** Start of EXTRACTED DATA **

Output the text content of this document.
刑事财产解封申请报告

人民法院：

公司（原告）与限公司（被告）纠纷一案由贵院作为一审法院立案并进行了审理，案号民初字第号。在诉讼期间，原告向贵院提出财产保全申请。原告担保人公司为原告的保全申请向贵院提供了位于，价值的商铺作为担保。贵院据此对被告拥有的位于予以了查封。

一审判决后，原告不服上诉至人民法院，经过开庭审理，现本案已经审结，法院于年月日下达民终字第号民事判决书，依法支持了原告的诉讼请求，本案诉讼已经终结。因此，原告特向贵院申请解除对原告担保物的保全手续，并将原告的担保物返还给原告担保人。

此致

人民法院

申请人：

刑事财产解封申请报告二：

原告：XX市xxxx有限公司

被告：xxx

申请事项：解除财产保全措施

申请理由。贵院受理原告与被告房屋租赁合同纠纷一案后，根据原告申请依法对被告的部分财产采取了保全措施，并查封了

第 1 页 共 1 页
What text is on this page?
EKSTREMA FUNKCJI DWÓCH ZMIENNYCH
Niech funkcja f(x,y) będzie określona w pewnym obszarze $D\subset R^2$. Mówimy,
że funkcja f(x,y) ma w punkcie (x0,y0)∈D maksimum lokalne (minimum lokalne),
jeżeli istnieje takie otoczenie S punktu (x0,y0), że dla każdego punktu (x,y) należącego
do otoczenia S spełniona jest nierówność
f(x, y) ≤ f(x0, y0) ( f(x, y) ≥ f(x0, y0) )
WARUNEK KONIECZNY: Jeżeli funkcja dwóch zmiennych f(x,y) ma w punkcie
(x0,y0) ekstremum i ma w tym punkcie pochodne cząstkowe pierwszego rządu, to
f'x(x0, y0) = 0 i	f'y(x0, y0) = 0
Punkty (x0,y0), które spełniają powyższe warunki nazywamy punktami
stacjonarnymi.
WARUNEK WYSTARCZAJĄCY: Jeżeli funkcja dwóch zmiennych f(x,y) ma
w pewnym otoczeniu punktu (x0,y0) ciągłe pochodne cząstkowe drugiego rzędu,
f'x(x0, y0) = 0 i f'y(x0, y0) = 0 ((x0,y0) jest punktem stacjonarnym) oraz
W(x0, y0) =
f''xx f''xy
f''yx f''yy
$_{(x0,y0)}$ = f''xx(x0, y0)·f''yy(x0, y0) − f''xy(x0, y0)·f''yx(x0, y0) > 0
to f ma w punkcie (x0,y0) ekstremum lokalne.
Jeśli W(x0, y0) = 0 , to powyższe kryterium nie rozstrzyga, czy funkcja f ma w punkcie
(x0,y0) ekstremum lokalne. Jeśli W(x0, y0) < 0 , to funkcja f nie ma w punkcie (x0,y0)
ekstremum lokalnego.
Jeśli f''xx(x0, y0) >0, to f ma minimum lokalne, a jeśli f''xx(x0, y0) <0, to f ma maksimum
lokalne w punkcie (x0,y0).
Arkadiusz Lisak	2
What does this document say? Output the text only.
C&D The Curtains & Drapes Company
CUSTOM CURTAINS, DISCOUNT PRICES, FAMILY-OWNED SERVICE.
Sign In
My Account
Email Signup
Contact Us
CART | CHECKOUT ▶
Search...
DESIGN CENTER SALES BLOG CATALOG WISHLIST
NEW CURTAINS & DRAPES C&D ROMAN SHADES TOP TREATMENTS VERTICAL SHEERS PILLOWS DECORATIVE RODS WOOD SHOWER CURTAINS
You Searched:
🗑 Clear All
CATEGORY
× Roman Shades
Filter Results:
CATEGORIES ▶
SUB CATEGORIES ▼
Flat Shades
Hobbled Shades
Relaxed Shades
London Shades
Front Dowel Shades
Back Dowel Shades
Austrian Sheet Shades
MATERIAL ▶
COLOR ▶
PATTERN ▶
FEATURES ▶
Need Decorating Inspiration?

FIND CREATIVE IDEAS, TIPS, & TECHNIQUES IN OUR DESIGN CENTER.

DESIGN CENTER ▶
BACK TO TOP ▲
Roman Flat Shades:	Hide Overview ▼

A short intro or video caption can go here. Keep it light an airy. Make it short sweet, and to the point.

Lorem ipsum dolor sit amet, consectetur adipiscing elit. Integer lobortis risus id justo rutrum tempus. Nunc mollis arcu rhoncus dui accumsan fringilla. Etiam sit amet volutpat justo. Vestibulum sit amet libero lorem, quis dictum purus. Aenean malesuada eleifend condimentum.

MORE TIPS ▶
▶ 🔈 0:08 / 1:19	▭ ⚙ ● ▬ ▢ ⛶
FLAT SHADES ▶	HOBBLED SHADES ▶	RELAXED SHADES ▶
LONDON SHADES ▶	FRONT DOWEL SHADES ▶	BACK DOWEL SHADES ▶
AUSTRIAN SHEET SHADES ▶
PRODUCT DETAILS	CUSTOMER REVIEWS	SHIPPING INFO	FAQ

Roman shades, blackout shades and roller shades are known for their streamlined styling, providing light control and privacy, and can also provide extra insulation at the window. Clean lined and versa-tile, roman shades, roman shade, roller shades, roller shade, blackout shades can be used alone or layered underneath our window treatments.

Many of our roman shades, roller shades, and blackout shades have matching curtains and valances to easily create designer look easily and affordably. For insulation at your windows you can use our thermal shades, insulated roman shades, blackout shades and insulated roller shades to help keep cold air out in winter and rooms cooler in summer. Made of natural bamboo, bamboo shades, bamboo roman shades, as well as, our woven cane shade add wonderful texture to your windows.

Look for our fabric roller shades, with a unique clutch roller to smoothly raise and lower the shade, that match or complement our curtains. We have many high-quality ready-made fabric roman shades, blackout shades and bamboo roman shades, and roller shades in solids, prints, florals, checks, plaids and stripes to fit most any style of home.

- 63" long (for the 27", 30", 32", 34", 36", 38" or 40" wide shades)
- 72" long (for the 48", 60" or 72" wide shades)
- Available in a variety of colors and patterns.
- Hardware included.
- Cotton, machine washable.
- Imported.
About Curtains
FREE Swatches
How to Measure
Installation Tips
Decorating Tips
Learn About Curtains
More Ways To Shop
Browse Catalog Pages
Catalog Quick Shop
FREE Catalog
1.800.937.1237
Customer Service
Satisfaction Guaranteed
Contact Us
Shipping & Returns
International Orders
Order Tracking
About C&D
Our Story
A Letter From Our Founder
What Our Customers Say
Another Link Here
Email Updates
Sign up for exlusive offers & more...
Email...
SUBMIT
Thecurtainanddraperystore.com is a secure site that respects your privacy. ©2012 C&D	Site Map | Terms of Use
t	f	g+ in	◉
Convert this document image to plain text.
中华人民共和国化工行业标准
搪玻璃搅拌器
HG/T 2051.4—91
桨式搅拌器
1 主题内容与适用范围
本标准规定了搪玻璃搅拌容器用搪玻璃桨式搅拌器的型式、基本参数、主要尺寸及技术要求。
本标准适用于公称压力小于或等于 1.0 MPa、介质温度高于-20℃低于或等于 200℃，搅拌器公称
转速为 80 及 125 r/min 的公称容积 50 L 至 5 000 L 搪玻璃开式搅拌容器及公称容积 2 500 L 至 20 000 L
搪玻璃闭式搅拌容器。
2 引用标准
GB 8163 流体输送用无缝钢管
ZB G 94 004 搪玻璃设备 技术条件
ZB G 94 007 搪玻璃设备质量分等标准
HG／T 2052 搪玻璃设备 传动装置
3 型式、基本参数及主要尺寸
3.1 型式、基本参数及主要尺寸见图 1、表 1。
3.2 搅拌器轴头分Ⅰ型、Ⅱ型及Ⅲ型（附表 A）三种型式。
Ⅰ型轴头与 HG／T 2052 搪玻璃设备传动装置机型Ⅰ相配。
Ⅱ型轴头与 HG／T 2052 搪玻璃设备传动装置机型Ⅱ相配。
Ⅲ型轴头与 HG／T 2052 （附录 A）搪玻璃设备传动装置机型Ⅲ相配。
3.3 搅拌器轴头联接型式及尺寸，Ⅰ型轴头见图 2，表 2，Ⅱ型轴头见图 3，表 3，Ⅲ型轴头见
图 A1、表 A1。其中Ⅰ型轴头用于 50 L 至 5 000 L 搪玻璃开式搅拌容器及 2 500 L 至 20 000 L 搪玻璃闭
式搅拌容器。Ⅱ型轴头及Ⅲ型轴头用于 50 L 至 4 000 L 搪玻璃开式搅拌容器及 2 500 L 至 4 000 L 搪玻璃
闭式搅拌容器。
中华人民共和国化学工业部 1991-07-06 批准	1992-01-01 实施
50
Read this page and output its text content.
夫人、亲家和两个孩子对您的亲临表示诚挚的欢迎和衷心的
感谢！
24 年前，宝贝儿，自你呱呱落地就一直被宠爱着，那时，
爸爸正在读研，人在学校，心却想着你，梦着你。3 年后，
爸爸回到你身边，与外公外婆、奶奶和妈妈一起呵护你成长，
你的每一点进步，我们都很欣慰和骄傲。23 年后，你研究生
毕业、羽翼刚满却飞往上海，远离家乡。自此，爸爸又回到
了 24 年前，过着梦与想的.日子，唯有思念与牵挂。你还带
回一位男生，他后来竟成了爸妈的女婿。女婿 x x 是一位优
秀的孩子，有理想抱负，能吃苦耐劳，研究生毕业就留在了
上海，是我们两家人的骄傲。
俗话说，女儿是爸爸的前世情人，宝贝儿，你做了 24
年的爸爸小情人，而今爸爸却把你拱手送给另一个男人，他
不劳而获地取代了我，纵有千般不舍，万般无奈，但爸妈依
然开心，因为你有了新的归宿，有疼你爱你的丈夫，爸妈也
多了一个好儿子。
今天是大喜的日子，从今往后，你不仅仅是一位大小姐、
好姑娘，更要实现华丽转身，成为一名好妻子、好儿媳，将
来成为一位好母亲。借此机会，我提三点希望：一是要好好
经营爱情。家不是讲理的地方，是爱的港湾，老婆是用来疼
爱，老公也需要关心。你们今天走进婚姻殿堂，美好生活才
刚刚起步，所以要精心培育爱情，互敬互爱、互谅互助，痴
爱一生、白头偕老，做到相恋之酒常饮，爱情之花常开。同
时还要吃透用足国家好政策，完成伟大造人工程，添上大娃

** End of EXTRACTED DATA **

## GIVEN TASK
Find the line containing "Read this page and output its text content.". Reproduce it exactly, along with every line after it through the last.

## RESPONSE
Read this page and output its text content.
夫人、亲家和两个孩子对您的亲临表示诚挚的欢迎和衷心的
感谢！
24 年前，宝贝儿，自你呱呱落地就一直被宠爱着，那时，
爸爸正在读研，人在学校，心却想着你，梦着你。3 年后，
爸爸回到你身边，与外公外婆、奶奶和妈妈一起呵护你成长，
你的每一点进步，我们都很欣慰和骄傲。23 年后，你研究生
毕业、羽翼刚满却飞往上海，远离家乡。自此，爸爸又回到
了 24 年前，过着梦与想的.日子，唯有思念与牵挂。你还带
回一位男生，他后来竟成了爸妈的女婿。女婿 x x 是一位优
秀的孩子，有理想抱负，能吃苦耐劳，研究生毕业就留在了
上海，是我们两家人的骄傲。
俗话说，女儿是爸爸的前世情人，宝贝儿，你做了 24
年的爸爸小情人，而今爸爸却把你拱手送给另一个男人，他
不劳而获地取代了我，纵有千般不舍，万般无奈，但爸妈依
然开心，因为你有了新的归宿，有疼你爱你的丈夫，爸妈也
多了一个好儿子。
今天是大喜的日子，从今往后，你不仅仅是一位大小姐、
好姑娘，更要实现华丽转身，成为一名好妻子、好儿媳，将
来成为一位好母亲。借此机会，我提三点希望：一是要好好
经营爱情。家不是讲理的地方，是爱的港湾，老婆是用来疼
爱，老公也需要关心。你们今天走进婚姻殿堂，美好生活才
刚刚起步，所以要精心培育爱情，互敬互爱、互谅互助，痴
爱一生、白头偕老，做到相恋之酒常饮，爱情之花常开。同
时还要吃透用足国家好政策，完成伟大造人工程，添上大娃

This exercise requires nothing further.